Your task is to retype each line of the data below exactly.

(Records about charts and figures)
»»
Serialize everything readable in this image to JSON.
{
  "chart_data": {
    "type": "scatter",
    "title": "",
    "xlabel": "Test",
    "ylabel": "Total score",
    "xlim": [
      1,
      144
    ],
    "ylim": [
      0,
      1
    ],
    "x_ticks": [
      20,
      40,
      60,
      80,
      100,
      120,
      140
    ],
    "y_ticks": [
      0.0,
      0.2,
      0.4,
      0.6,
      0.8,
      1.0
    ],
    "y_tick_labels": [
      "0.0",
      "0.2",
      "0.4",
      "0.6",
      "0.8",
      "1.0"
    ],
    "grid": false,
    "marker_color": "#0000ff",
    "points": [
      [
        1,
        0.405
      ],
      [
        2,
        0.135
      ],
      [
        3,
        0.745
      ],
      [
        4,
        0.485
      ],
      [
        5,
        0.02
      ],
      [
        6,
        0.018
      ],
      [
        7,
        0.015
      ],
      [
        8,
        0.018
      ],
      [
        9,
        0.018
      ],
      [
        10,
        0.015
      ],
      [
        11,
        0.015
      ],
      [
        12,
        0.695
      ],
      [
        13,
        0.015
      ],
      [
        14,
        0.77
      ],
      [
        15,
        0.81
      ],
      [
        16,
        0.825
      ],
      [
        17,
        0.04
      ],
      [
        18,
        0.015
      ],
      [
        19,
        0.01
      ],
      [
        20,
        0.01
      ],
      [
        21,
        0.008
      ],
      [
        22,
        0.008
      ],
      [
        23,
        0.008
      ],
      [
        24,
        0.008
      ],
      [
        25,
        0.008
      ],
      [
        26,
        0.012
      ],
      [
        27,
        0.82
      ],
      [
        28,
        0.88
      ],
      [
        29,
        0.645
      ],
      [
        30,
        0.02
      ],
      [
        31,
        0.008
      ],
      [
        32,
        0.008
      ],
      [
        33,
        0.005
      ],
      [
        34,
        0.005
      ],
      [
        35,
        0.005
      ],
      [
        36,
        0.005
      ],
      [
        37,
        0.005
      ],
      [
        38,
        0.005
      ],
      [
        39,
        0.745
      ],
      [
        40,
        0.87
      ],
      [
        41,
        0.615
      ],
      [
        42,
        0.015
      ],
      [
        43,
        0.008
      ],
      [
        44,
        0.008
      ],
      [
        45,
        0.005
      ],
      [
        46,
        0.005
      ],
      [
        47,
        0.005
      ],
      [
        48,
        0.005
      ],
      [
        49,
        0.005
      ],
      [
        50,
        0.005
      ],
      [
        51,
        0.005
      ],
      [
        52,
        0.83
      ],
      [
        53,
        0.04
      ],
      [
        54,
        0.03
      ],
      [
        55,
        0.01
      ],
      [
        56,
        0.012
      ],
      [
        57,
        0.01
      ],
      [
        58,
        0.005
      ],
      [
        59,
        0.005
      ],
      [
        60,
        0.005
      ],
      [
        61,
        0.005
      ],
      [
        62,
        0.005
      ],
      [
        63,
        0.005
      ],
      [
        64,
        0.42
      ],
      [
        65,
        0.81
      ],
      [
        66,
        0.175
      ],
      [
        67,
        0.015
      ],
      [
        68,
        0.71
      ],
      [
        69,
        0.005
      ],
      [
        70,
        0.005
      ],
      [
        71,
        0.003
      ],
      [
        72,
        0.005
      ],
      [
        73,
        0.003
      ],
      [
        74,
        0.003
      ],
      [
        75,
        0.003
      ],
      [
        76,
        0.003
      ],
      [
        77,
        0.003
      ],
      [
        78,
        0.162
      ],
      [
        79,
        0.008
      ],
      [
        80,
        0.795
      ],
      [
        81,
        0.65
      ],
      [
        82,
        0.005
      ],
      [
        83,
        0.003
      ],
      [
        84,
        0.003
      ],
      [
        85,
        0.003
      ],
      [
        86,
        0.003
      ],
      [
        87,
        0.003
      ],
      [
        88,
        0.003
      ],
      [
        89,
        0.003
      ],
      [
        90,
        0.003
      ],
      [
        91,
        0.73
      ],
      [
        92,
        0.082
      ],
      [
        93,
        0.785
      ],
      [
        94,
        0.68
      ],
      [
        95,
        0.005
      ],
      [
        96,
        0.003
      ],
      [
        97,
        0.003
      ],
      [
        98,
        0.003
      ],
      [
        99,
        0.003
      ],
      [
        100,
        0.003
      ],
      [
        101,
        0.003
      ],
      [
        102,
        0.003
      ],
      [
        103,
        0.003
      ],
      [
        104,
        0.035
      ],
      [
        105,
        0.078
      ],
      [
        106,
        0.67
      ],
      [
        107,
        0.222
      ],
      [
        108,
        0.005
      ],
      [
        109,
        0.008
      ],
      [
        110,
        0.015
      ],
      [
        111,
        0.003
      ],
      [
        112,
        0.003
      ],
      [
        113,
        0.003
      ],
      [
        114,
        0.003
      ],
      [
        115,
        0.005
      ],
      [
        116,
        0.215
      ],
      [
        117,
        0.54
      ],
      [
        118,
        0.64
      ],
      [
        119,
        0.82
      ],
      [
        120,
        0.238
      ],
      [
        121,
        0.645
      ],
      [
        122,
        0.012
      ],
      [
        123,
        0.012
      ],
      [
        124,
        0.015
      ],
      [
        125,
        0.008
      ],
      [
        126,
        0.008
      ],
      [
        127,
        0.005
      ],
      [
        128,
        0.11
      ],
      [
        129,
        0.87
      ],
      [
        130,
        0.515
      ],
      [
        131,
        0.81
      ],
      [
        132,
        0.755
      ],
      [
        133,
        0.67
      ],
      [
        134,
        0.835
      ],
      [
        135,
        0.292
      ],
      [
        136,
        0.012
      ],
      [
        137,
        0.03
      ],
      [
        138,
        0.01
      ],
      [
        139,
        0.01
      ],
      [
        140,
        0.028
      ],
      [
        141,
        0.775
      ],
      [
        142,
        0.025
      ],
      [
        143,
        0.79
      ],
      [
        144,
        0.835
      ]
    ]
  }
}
««
> _The response_:
Serialize everything readable in this image to JSON.
{
  "chart_data": {
    "type": "scatter",
    "title": "",
    "xlabel": "Test",
    "ylabel": "Total score",
    "xlim": [
      1,
      144
    ],
    "ylim": [
      0,
      1
    ],
    "x_ticks": [
      20,
      40,
      60,
      80,
      100,
      120,
      140
    ],
    "y_ticks": [
      0.0,
      0.2,
      0.4,
      0.6,
      0.8,
      1.0
    ],
    "y_tick_labels": [
      "0.0",
      "0.2",
      "0.4",
      "0.6",
      "0.8",
      "1.0"
    ],
    "grid": false,
    "marker_color": "#0000ff",
    "points": [
      [
        1,
        0.405
      ],
      [
        2,
        0.135
      ],
      [
        3,
        0.745
      ],
      [
        4,
        0.485
      ],
      [
        5,
        0.02
      ],
      [
        6,
        0.018
      ],
      [
        7,
        0.015
      ],
      [
        8,
        0.018
      ],
      [
        9,
        0.018
      ],
      [
        10,
        0.015
      ],
      [
        11,
        0.015
      ],
      [
        12,
        0.695
      ],
      [
        13,
        0.015
      ],
      [
        14,
        0.77
      ],
      [
        15,
        0.81
      ],
      [
        16,
        0.825
      ],
      [
        17,
        0.04
      ],
      [
        18,
        0.015
      ],
      [
        19,
        0.01
      ],
      [
        20,
        0.01
      ],
      [
        21,
        0.008
      ],
      [
        22,
        0.008
      ],
      [
        23,
        0.008
      ],
      [
        24,
        0.008
      ],
      [
        25,
        0.008
      ],
      [
        26,
        0.012
      ],
      [
        27,
        0.82
      ],
      [
        28,
        0.88
      ],
      [
        29,
        0.645
      ],
      [
        30,
        0.02
      ],
      [
        31,
        0.008
      ],
      [
        32,
        0.008
      ],
      [
        33,
        0.005
      ],
      [
        34,
        0.005
      ],
      [
        35,
        0.005
      ],
      [
        36,
        0.005
      ],
      [
        37,
        0.005
      ],
      [
        38,
        0.005
      ],
      [
        39,
        0.745
      ],
      [
        40,
        0.87
      ],
      [
        41,
        0.615
      ],
      [
        42,
        0.015
      ],
      [
        43,
        0.008
      ],
      [
        44,
        0.008
      ],
      [
        45,
        0.005
      ],
      [
        46,
        0.005
      ],
      [
        47,
        0.005
      ],
      [
        48,
        0.005
      ],
      [
        49,
        0.005
      ],
      [
        50,
        0.005
      ],
      [
        51,
        0.005
      ],
      [
        52,
        0.83
      ],
      [
        53,
        0.04
      ],
      [
        54,
        0.03
      ],
      [
        55,
        0.01
      ],
      [
        56,
        0.012
      ],
      [
        57,
        0.01
      ],
      [
        58,
        0.005
      ],
      [
        59,
        0.005
      ],
      [
        60,
        0.005
      ],
      [
        61,
        0.005
      ],
      [
        62,
        0.005
      ],
      [
        63,
        0.005
      ],
      [
        64,
        0.42
      ],
      [
        65,
        0.81
      ],
      [
        66,
        0.175
      ],
      [
        67,
        0.015
      ],
      [
        68,
        0.71
      ],
      [
        69,
        0.005
      ],
      [
        70,
        0.005
      ],
      [
        71,
        0.003
      ],
      [
        72,
        0.005
      ],
      [
        73,
        0.003
      ],
      [
        74,
        0.003
      ],
      [
        75,
        0.003
      ],
      [
        76,
        0.003
      ],
      [
        77,
        0.003
      ],
      [
        78,
        0.162
      ],
      [
        79,
        0.008
      ],
      [
        80,
        0.795
      ],
      [
        81,
        0.65
      ],
      [
        82,
        0.005
      ],
      [
        83,
        0.003
      ],
      [
        84,
        0.003
      ],
      [
        85,
        0.003
      ],
      [
        86,
        0.003
      ],
      [
        87,
        0.003
      ],
      [
        88,
        0.003
      ],
      [
        89,
        0.003
      ],
      [
        90,
        0.003
      ],
      [
        91,
        0.73
      ],
      [
        92,
        0.082
      ],
      [
        93,
        0.785
      ],
      [
        94,
        0.68
      ],
      [
        95,
        0.005
      ],
      [
        96,
        0.003
      ],
      [
        97,
        0.003
      ],
      [
        98,
        0.003
      ],
      [
        99,
        0.003
      ],
      [
        100,
        0.003
      ],
      [
        101,
        0.003
      ],
      [
        102,
        0.003
      ],
      [
        103,
        0.003
      ],
      [
        104,
        0.035
      ],
      [
        105,
        0.078
      ],
      [
        106,
        0.67
      ],
      [
        107,
        0.222
      ],
      [
        108,
        0.005
      ],
      [
        109,
        0.008
      ],
      [
        110,
        0.015
      ],
      [
        111,
        0.003
      ],
      [
        112,
        0.003
      ],
      [
        113,
        0.003
      ],
      [
        114,
        0.003
      ],
      [
        115,
        0.005
      ],
      [
        116,
        0.215
      ],
      [
        117,
        0.54
      ],
      [
        118,
        0.64
      ],
      [
        119,
        0.82
      ],
      [
        120,
        0.238
      ],
      [
        121,
        0.645
      ],
      [
        122,
        0.012
      ],
      [
        123,
        0.012
      ],
      [
        124,
        0.015
      ],
      [
        125,
        0.008
      ],
      [
        126,
        0.008
      ],
      [
        127,
        0.005
      ],
      [
        128,
        0.11
      ],
      [
        129,
        0.87
      ],
      [
        130,
        0.515
      ],
      [
        131,
        0.81
      ],
      [
        132,
        0.755
      ],
      [
        133,
        0.67
      ],
      [
        134,
        0.835
      ],
      [
        135,
        0.292
      ],
      [
        136,
        0.012
      ],
      [
        137,
        0.03
      ],
      [
        138,
        0.01
      ],
      [
        139,
        0.01
      ],
      [
        140,
        0.028
      ],
      [
        141,
        0.775
      ],
      [
        142,
        0.025
      ],
      [
        143,
        0.79
      ],
      [
        144,
        0.835
      ]
    ]
  }
}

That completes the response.